Your task is to extract every entry that follows word for word while excluding the pictures.

= = = =

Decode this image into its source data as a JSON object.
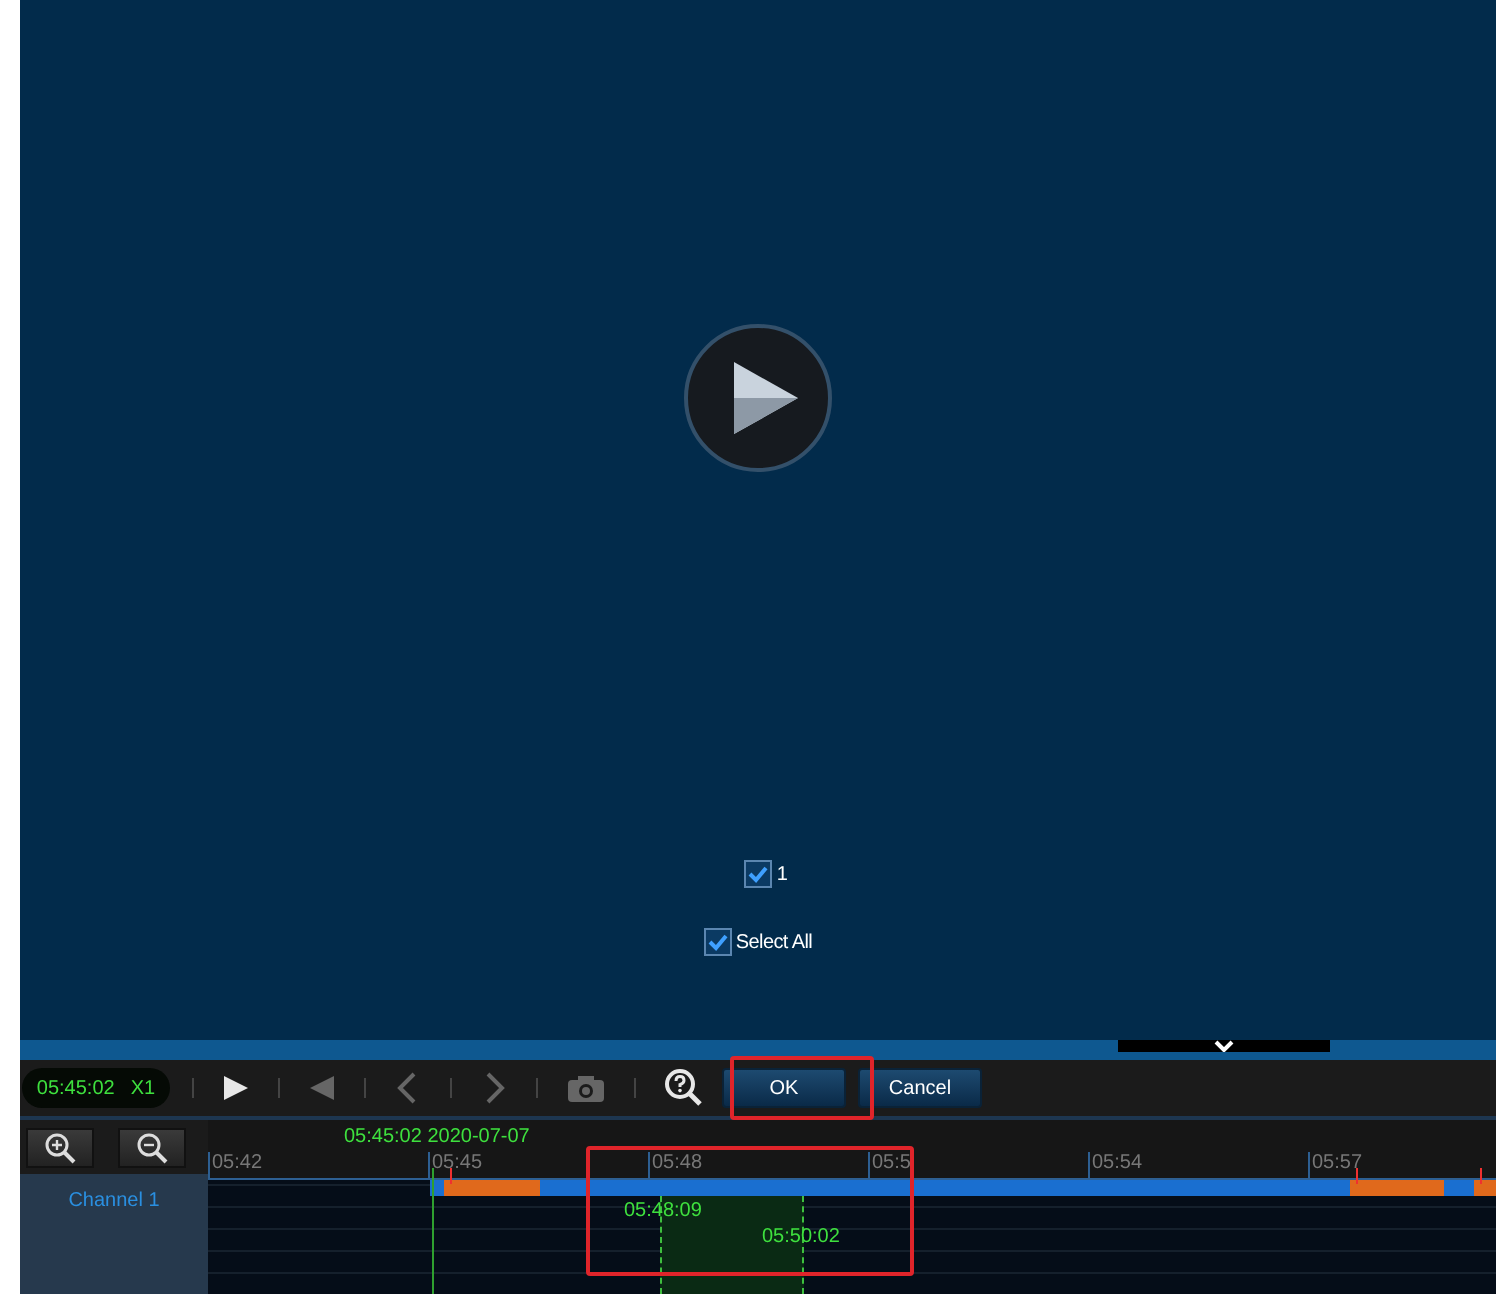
{
  "video": {
    "channels": [
      {
        "label": "1",
        "checked": true
      }
    ],
    "select_all": {
      "label": "Select All",
      "checked": true
    }
  },
  "toolbar": {
    "time": "05:45:02",
    "speed": "X1",
    "tools": [
      {
        "kind": "play",
        "disabled": false
      },
      {
        "kind": "reverse",
        "disabled": true
      },
      {
        "kind": "prev",
        "disabled": true
      },
      {
        "kind": "next",
        "disabled": true
      },
      {
        "kind": "snapshot",
        "disabled": true
      },
      {
        "kind": "zoom",
        "disabled": false
      }
    ],
    "buttons": [
      "OK",
      "Cancel"
    ]
  },
  "timeline": {
    "current": "05:45:02 2020-07-07",
    "ticks": [
      "05:42",
      "05:45",
      "05:48",
      "05:5",
      "05:54",
      "05:57"
    ],
    "channel": "Channel 1",
    "selection_start": "05:48:09",
    "selection_end": "05:50:02"
  }
}
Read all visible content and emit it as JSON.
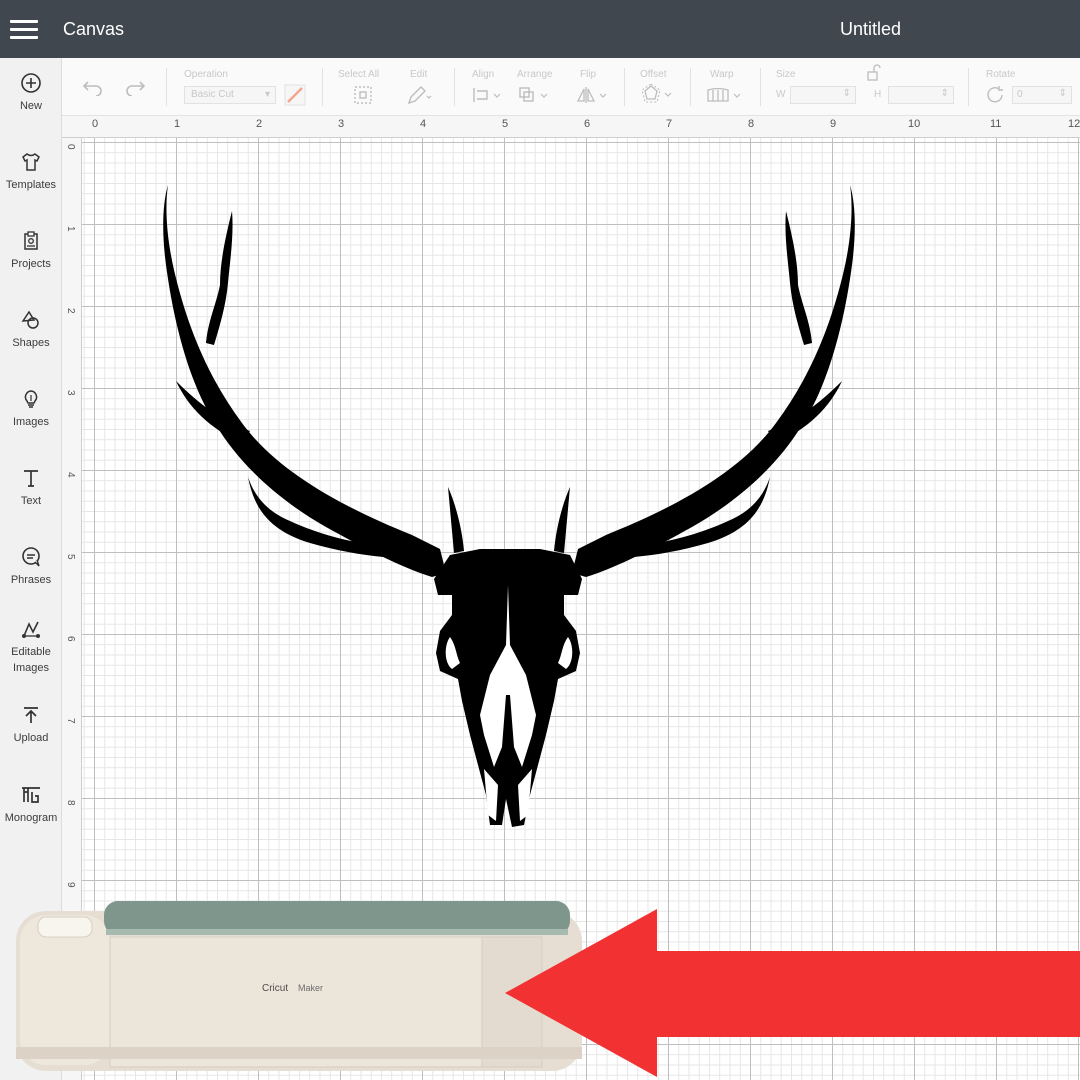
{
  "topbar": {
    "app_title": "Canvas",
    "doc_title": "Untitled",
    "bg_color": "#40474e"
  },
  "sidebar": {
    "items": [
      {
        "label": "New",
        "icon": "plus-circle-icon"
      },
      {
        "label": "Templates",
        "icon": "tshirt-icon"
      },
      {
        "label": "Projects",
        "icon": "project-icon"
      },
      {
        "label": "Shapes",
        "icon": "shapes-icon"
      },
      {
        "label": "Images",
        "icon": "lightbulb-icon"
      },
      {
        "label": "Text",
        "icon": "text-icon"
      },
      {
        "label": "Phrases",
        "icon": "speech-bubble-icon"
      },
      {
        "label": "Editable",
        "label2": "Images",
        "icon": "editable-images-icon"
      },
      {
        "label": "Upload",
        "icon": "upload-icon"
      },
      {
        "label": "Monogram",
        "icon": "monogram-icon"
      }
    ]
  },
  "toolbar": {
    "operation_label": "Operation",
    "operation_value": "Basic Cut",
    "select_all_label": "Select All",
    "edit_label": "Edit",
    "align_label": "Align",
    "arrange_label": "Arrange",
    "flip_label": "Flip",
    "offset_label": "Offset",
    "warp_label": "Warp",
    "size_label": "Size",
    "size_w": "W",
    "size_h": "H",
    "rotate_label": "Rotate",
    "rotate_value": "0"
  },
  "ruler": {
    "top": [
      "0",
      "1",
      "2",
      "3",
      "4",
      "5",
      "6",
      "7",
      "8",
      "9",
      "10",
      "11",
      "12"
    ],
    "left": [
      "0",
      "1",
      "2",
      "3",
      "4",
      "5",
      "6",
      "7",
      "8",
      "9"
    ]
  },
  "machine": {
    "brand": "Cricut",
    "model": "Maker"
  },
  "colors": {
    "arrow": "#f23232",
    "artwork": "#000000"
  }
}
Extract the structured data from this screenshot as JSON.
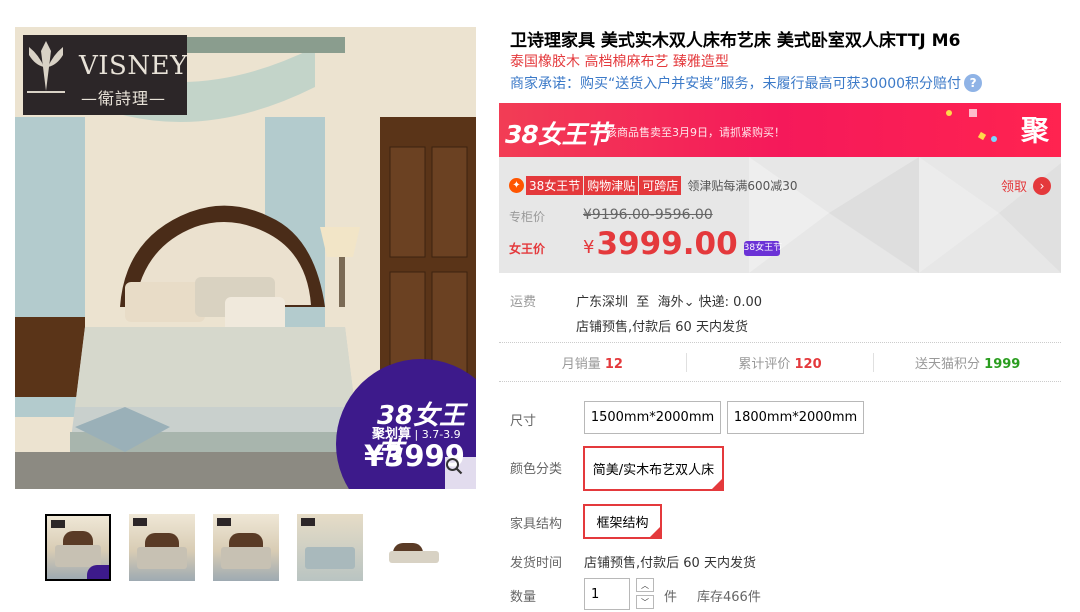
{
  "gallery": {
    "logo": {
      "brand_en": "VISNEY",
      "brand_cn": "衛詩理"
    },
    "promo": {
      "badge": "38女王节",
      "event_name": "聚划算",
      "dates": "3.7-3.9",
      "price": "¥3999"
    },
    "zoom_icon": "magnifier-icon",
    "thumbnails": [
      {
        "alt": "bedroom-overview",
        "active": true
      },
      {
        "alt": "bed-front",
        "active": false
      },
      {
        "alt": "bed-headboard",
        "active": false
      },
      {
        "alt": "bedding-detail",
        "active": false
      },
      {
        "alt": "bed-cutout",
        "active": false
      }
    ]
  },
  "product": {
    "title": "卫诗理家具 美式实木双人床布艺床 美式卧室双人床TTJ M6",
    "subtitle": "泰国橡胶木 高档棉麻布艺 臻雅造型",
    "promise": "商家承诺：购买“送货入户并安装”服务，未履行最高可获30000积分赔付",
    "help_icon": "question-icon"
  },
  "price_panel": {
    "banner_badge": "38女王节",
    "banner_text": "该商品售卖至3月9日，请抓紧购买！",
    "banner_right": "聚",
    "subsidy_tags": [
      "38女王节",
      "购物津贴",
      "可跨店"
    ],
    "subsidy_text": "领津贴每满600减30",
    "claim_label": "领取",
    "orig_label": "专柜价",
    "orig_price": "¥9196.00-9596.00",
    "queen_label": "女王价",
    "currency": "¥",
    "queen_price": "3999.00",
    "queen_badge": "38女王节"
  },
  "shipping": {
    "label": "运费",
    "from": "广东深圳",
    "to_word": "至",
    "destination": "海外",
    "express": "快递: 0.00",
    "presale": "店铺预售,付款后 60 天内发货"
  },
  "stats": {
    "monthly_sales_label": "月销量",
    "monthly_sales": "12",
    "reviews_label": "累计评价",
    "reviews": "120",
    "points_label": "送天猫积分",
    "points": "1999"
  },
  "options": {
    "size_label": "尺寸",
    "sizes": [
      "1500mm*2000mm",
      "1800mm*2000mm"
    ],
    "color_label": "颜色分类",
    "colors": [
      "简美/实木布艺双人床"
    ],
    "structure_label": "家具结构",
    "structures": [
      "框架结构"
    ],
    "delivery_label": "发货时间",
    "delivery_value": "店铺预售,付款后 60 天内发货",
    "qty_label": "数量",
    "qty_value": "1",
    "qty_unit": "件",
    "stock": "库存466件"
  }
}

= = = =

[FULL SOLUTION]:
Decode this image into its source data as a JSON object.
{
  "video": {
    "channels": [
      {
        "label": "1",
        "checked": true
      }
    ],
    "select_all": {
      "label": "Select All",
      "checked": true
    }
  },
  "toolbar": {
    "time": "05:45:02",
    "speed": "X1",
    "tools": [
      {
        "kind": "play",
        "disabled": false
      },
      {
        "kind": "reverse",
        "disabled": true
      },
      {
        "kind": "prev",
        "disabled": true
      },
      {
        "kind": "next",
        "disabled": true
      },
      {
        "kind": "snapshot",
        "disabled": true
      },
      {
        "kind": "zoom",
        "disabled": false
      }
    ],
    "buttons": [
      "OK",
      "Cancel"
    ]
  },
  "timeline": {
    "current": "05:45:02 2020-07-07",
    "ticks": [
      "05:42",
      "05:45",
      "05:48",
      "05:5",
      "05:54",
      "05:57"
    ],
    "channel": "Channel 1",
    "selection_start": "05:48:09",
    "selection_end": "05:50:02"
  }
}
Read all visible content and emit it as JSON.
{
  "topbar": {
    "app_title": "Canvas",
    "doc_title": "Untitled",
    "bg_color": "#40474e"
  },
  "sidebar": {
    "items": [
      {
        "label": "New",
        "icon": "plus-circle-icon"
      },
      {
        "label": "Templates",
        "icon": "tshirt-icon"
      },
      {
        "label": "Projects",
        "icon": "project-icon"
      },
      {
        "label": "Shapes",
        "icon": "shapes-icon"
      },
      {
        "label": "Images",
        "icon": "lightbulb-icon"
      },
      {
        "label": "Text",
        "icon": "text-icon"
      },
      {
        "label": "Phrases",
        "icon": "speech-bubble-icon"
      },
      {
        "label": "Editable",
        "label2": "Images",
        "icon": "editable-images-icon"
      },
      {
        "label": "Upload",
        "icon": "upload-icon"
      },
      {
        "label": "Monogram",
        "icon": "monogram-icon"
      }
    ]
  },
  "toolbar": {
    "operation_label": "Operation",
    "operation_value": "Basic Cut",
    "select_all_label": "Select All",
    "edit_label": "Edit",
    "align_label": "Align",
    "arrange_label": "Arrange",
    "flip_label": "Flip",
    "offset_label": "Offset",
    "warp_label": "Warp",
    "size_label": "Size",
    "size_w": "W",
    "size_h": "H",
    "rotate_label": "Rotate",
    "rotate_value": "0"
  },
  "ruler": {
    "top": [
      "0",
      "1",
      "2",
      "3",
      "4",
      "5",
      "6",
      "7",
      "8",
      "9",
      "10",
      "11",
      "12"
    ],
    "left": [
      "0",
      "1",
      "2",
      "3",
      "4",
      "5",
      "6",
      "7",
      "8",
      "9"
    ]
  },
  "machine": {
    "brand": "Cricut",
    "model": "Maker"
  },
  "colors": {
    "arrow": "#f23232",
    "artwork": "#000000"
  }
}
Extract the structured data from this screenshot as JSON.
{
  "gallery": {
    "logo": {
      "brand_en": "VISNEY",
      "brand_cn": "衛詩理"
    },
    "promo": {
      "badge": "38女王节",
      "event_name": "聚划算",
      "dates": "3.7-3.9",
      "price": "¥3999"
    },
    "zoom_icon": "magnifier-icon",
    "thumbnails": [
      {
        "alt": "bedroom-overview",
        "active": true
      },
      {
        "alt": "bed-front",
        "active": false
      },
      {
        "alt": "bed-headboard",
        "active": false
      },
      {
        "alt": "bedding-detail",
        "active": false
      },
      {
        "alt": "bed-cutout",
        "active": false
      }
    ]
  },
  "product": {
    "title": "卫诗理家具 美式实木双人床布艺床 美式卧室双人床TTJ M6",
    "subtitle": "泰国橡胶木 高档棉麻布艺 臻雅造型",
    "promise": "商家承诺：购买“送货入户并安装”服务，未履行最高可获30000积分赔付",
    "help_icon": "question-icon"
  },
  "price_panel": {
    "banner_badge": "38女王节",
    "banner_text": "该商品售卖至3月9日，请抓紧购买！",
    "banner_right": "聚",
    "subsidy_tags": [
      "38女王节",
      "购物津贴",
      "可跨店"
    ],
    "subsidy_text": "领津贴每满600减30",
    "claim_label": "领取",
    "orig_label": "专柜价",
    "orig_price": "¥9196.00-9596.00",
    "queen_label": "女王价",
    "currency": "¥",
    "queen_price": "3999.00",
    "queen_badge": "38女王节"
  },
  "shipping": {
    "label": "运费",
    "from": "广东深圳",
    "to_word": "至",
    "destination": "海外",
    "express": "快递: 0.00",
    "presale": "店铺预售,付款后 60 天内发货"
  },
  "stats": {
    "monthly_sales_label": "月销量",
    "monthly_sales": "12",
    "reviews_label": "累计评价",
    "reviews": "120",
    "points_label": "送天猫积分",
    "points": "1999"
  },
  "options": {
    "size_label": "尺寸",
    "sizes": [
      "1500mm*2000mm",
      "1800mm*2000mm"
    ],
    "color_label": "颜色分类",
    "colors": [
      "简美/实木布艺双人床"
    ],
    "structure_label": "家具结构",
    "structures": [
      "框架结构"
    ],
    "delivery_label": "发货时间",
    "delivery_value": "店铺预售,付款后 60 天内发货",
    "qty_label": "数量",
    "qty_value": "1",
    "qty_unit": "件",
    "stock": "库存466件"
  }
}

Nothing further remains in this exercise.